# Start of SUPPLIED MATERIAL

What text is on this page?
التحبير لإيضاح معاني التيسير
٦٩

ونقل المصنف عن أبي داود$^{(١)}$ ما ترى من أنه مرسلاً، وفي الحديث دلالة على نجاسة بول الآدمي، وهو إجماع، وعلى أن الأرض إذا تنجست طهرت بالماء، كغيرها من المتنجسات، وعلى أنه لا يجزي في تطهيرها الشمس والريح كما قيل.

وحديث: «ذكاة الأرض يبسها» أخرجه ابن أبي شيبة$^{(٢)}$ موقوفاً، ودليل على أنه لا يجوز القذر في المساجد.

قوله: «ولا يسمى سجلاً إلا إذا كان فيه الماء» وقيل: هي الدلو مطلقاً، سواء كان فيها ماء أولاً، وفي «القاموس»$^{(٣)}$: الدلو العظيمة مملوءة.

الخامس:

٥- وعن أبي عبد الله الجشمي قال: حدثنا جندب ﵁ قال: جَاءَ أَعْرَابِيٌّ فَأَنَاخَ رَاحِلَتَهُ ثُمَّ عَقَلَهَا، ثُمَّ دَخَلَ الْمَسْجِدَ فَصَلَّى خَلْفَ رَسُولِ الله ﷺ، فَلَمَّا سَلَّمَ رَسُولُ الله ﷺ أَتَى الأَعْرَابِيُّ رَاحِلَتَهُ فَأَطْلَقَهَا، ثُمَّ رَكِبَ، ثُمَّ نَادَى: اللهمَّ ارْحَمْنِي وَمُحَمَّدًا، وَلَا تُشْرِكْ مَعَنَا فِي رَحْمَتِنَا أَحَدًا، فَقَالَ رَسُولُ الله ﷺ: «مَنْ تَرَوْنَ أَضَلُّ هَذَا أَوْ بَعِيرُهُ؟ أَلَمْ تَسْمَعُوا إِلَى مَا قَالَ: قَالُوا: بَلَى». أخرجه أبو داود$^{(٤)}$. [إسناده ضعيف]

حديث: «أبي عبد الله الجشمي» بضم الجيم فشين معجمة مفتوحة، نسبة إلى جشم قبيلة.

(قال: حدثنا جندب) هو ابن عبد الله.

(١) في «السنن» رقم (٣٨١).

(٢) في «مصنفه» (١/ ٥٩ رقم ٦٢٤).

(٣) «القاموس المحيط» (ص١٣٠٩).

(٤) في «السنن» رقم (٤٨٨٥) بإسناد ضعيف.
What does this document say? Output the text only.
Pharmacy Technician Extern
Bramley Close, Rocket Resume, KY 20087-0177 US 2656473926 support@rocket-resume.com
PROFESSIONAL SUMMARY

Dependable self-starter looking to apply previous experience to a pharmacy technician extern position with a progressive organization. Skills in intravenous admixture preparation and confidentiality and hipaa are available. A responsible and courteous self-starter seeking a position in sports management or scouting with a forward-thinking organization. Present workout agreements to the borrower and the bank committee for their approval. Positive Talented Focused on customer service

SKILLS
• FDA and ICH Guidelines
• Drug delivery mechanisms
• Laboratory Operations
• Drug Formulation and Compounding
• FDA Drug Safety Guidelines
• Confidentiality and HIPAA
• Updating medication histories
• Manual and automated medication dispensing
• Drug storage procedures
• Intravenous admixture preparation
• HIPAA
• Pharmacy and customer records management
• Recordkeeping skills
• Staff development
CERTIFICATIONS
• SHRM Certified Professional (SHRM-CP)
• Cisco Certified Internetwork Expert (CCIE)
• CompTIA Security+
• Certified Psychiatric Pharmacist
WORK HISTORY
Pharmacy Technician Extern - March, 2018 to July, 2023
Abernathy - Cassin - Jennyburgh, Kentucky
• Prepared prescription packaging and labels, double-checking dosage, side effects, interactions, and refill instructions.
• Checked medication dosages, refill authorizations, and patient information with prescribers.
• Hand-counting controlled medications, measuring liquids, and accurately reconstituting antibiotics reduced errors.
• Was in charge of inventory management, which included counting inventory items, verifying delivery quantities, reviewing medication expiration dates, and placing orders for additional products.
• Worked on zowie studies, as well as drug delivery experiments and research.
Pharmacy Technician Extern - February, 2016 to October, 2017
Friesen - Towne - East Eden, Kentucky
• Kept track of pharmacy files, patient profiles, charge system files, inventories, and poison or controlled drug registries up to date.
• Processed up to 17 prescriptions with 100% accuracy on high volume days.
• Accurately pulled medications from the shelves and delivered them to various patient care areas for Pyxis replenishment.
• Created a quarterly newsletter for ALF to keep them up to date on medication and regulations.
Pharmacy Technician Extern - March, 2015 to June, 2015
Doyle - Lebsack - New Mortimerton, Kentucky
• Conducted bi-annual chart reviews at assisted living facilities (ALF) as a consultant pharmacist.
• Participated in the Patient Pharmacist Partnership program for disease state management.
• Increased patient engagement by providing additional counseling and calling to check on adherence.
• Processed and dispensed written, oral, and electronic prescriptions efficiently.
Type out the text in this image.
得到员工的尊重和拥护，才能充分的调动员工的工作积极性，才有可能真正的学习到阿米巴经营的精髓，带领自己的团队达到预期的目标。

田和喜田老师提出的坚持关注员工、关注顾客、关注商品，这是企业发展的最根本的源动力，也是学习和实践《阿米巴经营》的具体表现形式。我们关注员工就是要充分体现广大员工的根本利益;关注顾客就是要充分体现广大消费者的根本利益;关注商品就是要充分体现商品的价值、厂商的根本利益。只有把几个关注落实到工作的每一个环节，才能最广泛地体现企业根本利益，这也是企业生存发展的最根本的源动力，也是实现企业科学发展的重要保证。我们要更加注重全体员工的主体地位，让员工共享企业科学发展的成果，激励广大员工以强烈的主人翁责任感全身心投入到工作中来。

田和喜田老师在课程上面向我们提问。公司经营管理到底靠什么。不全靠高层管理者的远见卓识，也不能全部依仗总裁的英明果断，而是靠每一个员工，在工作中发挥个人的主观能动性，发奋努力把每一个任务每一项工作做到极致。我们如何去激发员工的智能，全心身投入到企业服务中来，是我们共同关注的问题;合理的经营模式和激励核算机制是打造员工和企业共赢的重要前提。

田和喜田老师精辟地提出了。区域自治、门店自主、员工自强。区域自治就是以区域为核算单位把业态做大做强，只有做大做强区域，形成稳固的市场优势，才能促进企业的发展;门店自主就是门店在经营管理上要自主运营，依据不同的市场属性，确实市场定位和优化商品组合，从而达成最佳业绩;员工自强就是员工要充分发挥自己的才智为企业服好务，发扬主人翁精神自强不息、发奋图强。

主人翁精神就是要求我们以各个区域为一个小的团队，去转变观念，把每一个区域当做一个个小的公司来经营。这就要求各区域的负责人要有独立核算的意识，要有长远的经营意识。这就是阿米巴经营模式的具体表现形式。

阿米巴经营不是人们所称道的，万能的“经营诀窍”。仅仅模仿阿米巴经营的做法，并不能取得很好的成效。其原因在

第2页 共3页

# End of SUPPLIED MATERIAL

** THE PROBLEM **
Set down the entries verbatim, leaving none out.

** REPLY TO THE EXERCISE **
What text is on this page?
التحبير لإيضاح معاني التيسير
٦٩

ونقل المصنف عن أبي داود$^{(١)}$ ما ترى من أنه مرسلاً، وفي الحديث دلالة على نجاسة بول الآدمي، وهو إجماع، وعلى أن الأرض إذا تنجست طهرت بالماء، كغيرها من المتنجسات، وعلى أنه لا يجزي في تطهيرها الشمس والريح كما قيل.

وحديث: «ذكاة الأرض يبسها» أخرجه ابن أبي شيبة$^{(٢)}$ موقوفاً، ودليل على أنه لا يجوز القذر في المساجد.

قوله: «ولا يسمى سجلاً إلا إذا كان فيه الماء» وقيل: هي الدلو مطلقاً، سواء كان فيها ماء أولاً، وفي «القاموس»$^{(٣)}$: الدلو العظيمة مملوءة.

الخامس:

٥- وعن أبي عبد الله الجشمي قال: حدثنا جندب ﵁ قال: جَاءَ أَعْرَابِيٌّ فَأَنَاخَ رَاحِلَتَهُ ثُمَّ عَقَلَهَا، ثُمَّ دَخَلَ الْمَسْجِدَ فَصَلَّى خَلْفَ رَسُولِ الله ﷺ، فَلَمَّا سَلَّمَ رَسُولُ الله ﷺ أَتَى الأَعْرَابِيُّ رَاحِلَتَهُ فَأَطْلَقَهَا، ثُمَّ رَكِبَ، ثُمَّ نَادَى: اللهمَّ ارْحَمْنِي وَمُحَمَّدًا، وَلَا تُشْرِكْ مَعَنَا فِي رَحْمَتِنَا أَحَدًا، فَقَالَ رَسُولُ الله ﷺ: «مَنْ تَرَوْنَ أَضَلُّ هَذَا أَوْ بَعِيرُهُ؟ أَلَمْ تَسْمَعُوا إِلَى مَا قَالَ: قَالُوا: بَلَى». أخرجه أبو داود$^{(٤)}$. [إسناده ضعيف]

حديث: «أبي عبد الله الجشمي» بضم الجيم فشين معجمة مفتوحة، نسبة إلى جشم قبيلة.

(قال: حدثنا جندب) هو ابن عبد الله.

(١) في «السنن» رقم (٣٨١).

(٢) في «مصنفه» (١/ ٥٩ رقم ٦٢٤).

(٣) «القاموس المحيط» (ص١٣٠٩).

(٤) في «السنن» رقم (٤٨٨٥) بإسناد ضعيف.
What does this document say? Output the text only.
Pharmacy Technician Extern
Bramley Close, Rocket Resume, KY 20087-0177 US 2656473926 support@rocket-resume.com
PROFESSIONAL SUMMARY

Dependable self-starter looking to apply previous experience to a pharmacy technician extern position with a progressive organization. Skills in intravenous admixture preparation and confidentiality and hipaa are available. A responsible and courteous self-starter seeking a position in sports management or scouting with a forward-thinking organization. Present workout agreements to the borrower and the bank committee for their approval. Positive Talented Focused on customer service

SKILLS
• FDA and ICH Guidelines
• Drug delivery mechanisms
• Laboratory Operations
• Drug Formulation and Compounding
• FDA Drug Safety Guidelines
• Confidentiality and HIPAA
• Updating medication histories
• Manual and automated medication dispensing
• Drug storage procedures
• Intravenous admixture preparation
• HIPAA
• Pharmacy and customer records management
• Recordkeeping skills
• Staff development
CERTIFICATIONS
• SHRM Certified Professional (SHRM-CP)
• Cisco Certified Internetwork Expert (CCIE)
• CompTIA Security+
• Certified Psychiatric Pharmacist
WORK HISTORY
Pharmacy Technician Extern - March, 2018 to July, 2023
Abernathy - Cassin - Jennyburgh, Kentucky
• Prepared prescription packaging and labels, double-checking dosage, side effects, interactions, and refill instructions.
• Checked medication dosages, refill authorizations, and patient information with prescribers.
• Hand-counting controlled medications, measuring liquids, and accurately reconstituting antibiotics reduced errors.
• Was in charge of inventory management, which included counting inventory items, verifying delivery quantities, reviewing medication expiration dates, and placing orders for additional products.
• Worked on zowie studies, as well as drug delivery experiments and research.
Pharmacy Technician Extern - February, 2016 to October, 2017
Friesen - Towne - East Eden, Kentucky
• Kept track of pharmacy files, patient profiles, charge system files, inventories, and poison or controlled drug registries up to date.
• Processed up to 17 prescriptions with 100% accuracy on high volume days.
• Accurately pulled medications from the shelves and delivered them to various patient care areas for Pyxis replenishment.
• Created a quarterly newsletter for ALF to keep them up to date on medication and regulations.
Pharmacy Technician Extern - March, 2015 to June, 2015
Doyle - Lebsack - New Mortimerton, Kentucky
• Conducted bi-annual chart reviews at assisted living facilities (ALF) as a consultant pharmacist.
• Participated in the Patient Pharmacist Partnership program for disease state management.
• Increased patient engagement by providing additional counseling and calling to check on adherence.
• Processed and dispensed written, oral, and electronic prescriptions efficiently.
Type out the text in this image.
得到员工的尊重和拥护，才能充分的调动员工的工作积极性，才有可能真正的学习到阿米巴经营的精髓，带领自己的团队达到预期的目标。

田和喜田老师提出的坚持关注员工、关注顾客、关注商品，这是企业发展的最根本的源动力，也是学习和实践《阿米巴经营》的具体表现形式。我们关注员工就是要充分体现广大员工的根本利益;关注顾客就是要充分体现广大消费者的根本利益;关注商品就是要充分体现商品的价值、厂商的根本利益。只有把几个关注落实到工作的每一个环节，才能最广泛地体现企业根本利益，这也是企业生存发展的最根本的源动力，也是实现企业科学发展的重要保证。我们要更加注重全体员工的主体地位，让员工共享企业科学发展的成果，激励广大员工以强烈的主人翁责任感全身心投入到工作中来。

田和喜田老师在课程上面向我们提问。公司经营管理到底靠什么。不全靠高层管理者的远见卓识，也不能全部依仗总裁的英明果断，而是靠每一个员工，在工作中发挥个人的主观能动性，发奋努力把每一个任务每一项工作做到极致。我们如何去激发员工的智能，全心身投入到企业服务中来，是我们共同关注的问题;合理的经营模式和激励核算机制是打造员工和企业共赢的重要前提。

田和喜田老师精辟地提出了。区域自治、门店自主、员工自强。区域自治就是以区域为核算单位把业态做大做强，只有做大做强区域，形成稳固的市场优势，才能促进企业的发展;门店自主就是门店在经营管理上要自主运营，依据不同的市场属性，确实市场定位和优化商品组合，从而达成最佳业绩;员工自强就是员工要充分发挥自己的才智为企业服好务，发扬主人翁精神自强不息、发奋图强。

主人翁精神就是要求我们以各个区域为一个小的团队，去转变观念，把每一个区域当做一个个小的公司来经营。这就要求各区域的负责人要有独立核算的意识，要有长远的经营意识。这就是阿米巴经营模式的具体表现形式。

阿米巴经营不是人们所称道的，万能的“经营诀窍”。仅仅模仿阿米巴经营的做法，并不能取得很好的成效。其原因在

第2页 共3页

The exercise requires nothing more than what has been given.